▼

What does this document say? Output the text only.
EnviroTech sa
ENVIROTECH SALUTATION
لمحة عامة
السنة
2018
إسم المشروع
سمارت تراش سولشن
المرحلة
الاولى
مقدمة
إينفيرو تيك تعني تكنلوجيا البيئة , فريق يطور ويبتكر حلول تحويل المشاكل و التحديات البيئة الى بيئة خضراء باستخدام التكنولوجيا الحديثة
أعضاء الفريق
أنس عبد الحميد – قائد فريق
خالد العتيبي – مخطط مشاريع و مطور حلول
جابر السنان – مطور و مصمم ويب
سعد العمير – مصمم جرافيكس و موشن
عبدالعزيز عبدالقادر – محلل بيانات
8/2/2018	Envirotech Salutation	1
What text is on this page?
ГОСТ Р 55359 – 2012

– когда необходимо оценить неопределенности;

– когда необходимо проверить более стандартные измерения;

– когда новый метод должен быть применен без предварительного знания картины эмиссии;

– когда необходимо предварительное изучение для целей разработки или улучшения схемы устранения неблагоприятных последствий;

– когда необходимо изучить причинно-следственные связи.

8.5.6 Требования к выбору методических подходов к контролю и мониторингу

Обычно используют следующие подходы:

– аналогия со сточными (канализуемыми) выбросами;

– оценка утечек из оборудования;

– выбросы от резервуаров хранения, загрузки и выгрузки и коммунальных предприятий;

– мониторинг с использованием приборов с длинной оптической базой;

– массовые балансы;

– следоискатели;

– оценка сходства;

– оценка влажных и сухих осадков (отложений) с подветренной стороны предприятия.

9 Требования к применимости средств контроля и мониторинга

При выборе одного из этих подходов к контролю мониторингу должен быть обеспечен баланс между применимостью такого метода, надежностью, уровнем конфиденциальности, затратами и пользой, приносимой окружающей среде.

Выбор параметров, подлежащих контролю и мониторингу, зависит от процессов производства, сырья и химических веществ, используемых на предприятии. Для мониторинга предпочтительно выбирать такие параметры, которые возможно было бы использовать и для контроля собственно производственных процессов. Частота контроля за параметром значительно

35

▲

*SHORT TASK*.
Copy out the whole listing exactly as written.

*ANSWER TO THE EXERCISE*.
What does this document say? Output the text only.
EnviroTech sa
ENVIROTECH SALUTATION
لمحة عامة
السنة
2018
إسم المشروع
سمارت تراش سولشن
المرحلة
الاولى
مقدمة
إينفيرو تيك تعني تكنلوجيا البيئة , فريق يطور ويبتكر حلول تحويل المشاكل و التحديات البيئة الى بيئة خضراء باستخدام التكنولوجيا الحديثة
أعضاء الفريق
أنس عبد الحميد – قائد فريق
خالد العتيبي – مخطط مشاريع و مطور حلول
جابر السنان – مطور و مصمم ويب
سعد العمير – مصمم جرافيكس و موشن
عبدالعزيز عبدالقادر – محلل بيانات
8/2/2018	Envirotech Salutation	1
What text is on this page?
ГОСТ Р 55359 – 2012

– когда необходимо оценить неопределенности;

– когда необходимо проверить более стандартные измерения;

– когда новый метод должен быть применен без предварительного знания картины эмиссии;

– когда необходимо предварительное изучение для целей разработки или улучшения схемы устранения неблагоприятных последствий;

– когда необходимо изучить причинно-следственные связи.

8.5.6 Требования к выбору методических подходов к контролю и мониторингу

Обычно используют следующие подходы:

– аналогия со сточными (канализуемыми) выбросами;

– оценка утечек из оборудования;

– выбросы от резервуаров хранения, загрузки и выгрузки и коммунальных предприятий;

– мониторинг с использованием приборов с длинной оптической базой;

– массовые балансы;

– следоискатели;

– оценка сходства;

– оценка влажных и сухих осадков (отложений) с подветренной стороны предприятия.

9 Требования к применимости средств контроля и мониторинга

При выборе одного из этих подходов к контролю мониторингу должен быть обеспечен баланс между применимостью такого метода, надежностью, уровнем конфиденциальности, затратами и пользой, приносимой окружающей среде.

Выбор параметров, подлежащих контролю и мониторингу, зависит от процессов производства, сырья и химических веществ, используемых на предприятии. Для мониторинга предпочтительно выбирать такие параметры, которые возможно было бы использовать и для контроля собственно производственных процессов. Частота контроля за параметром значительно

35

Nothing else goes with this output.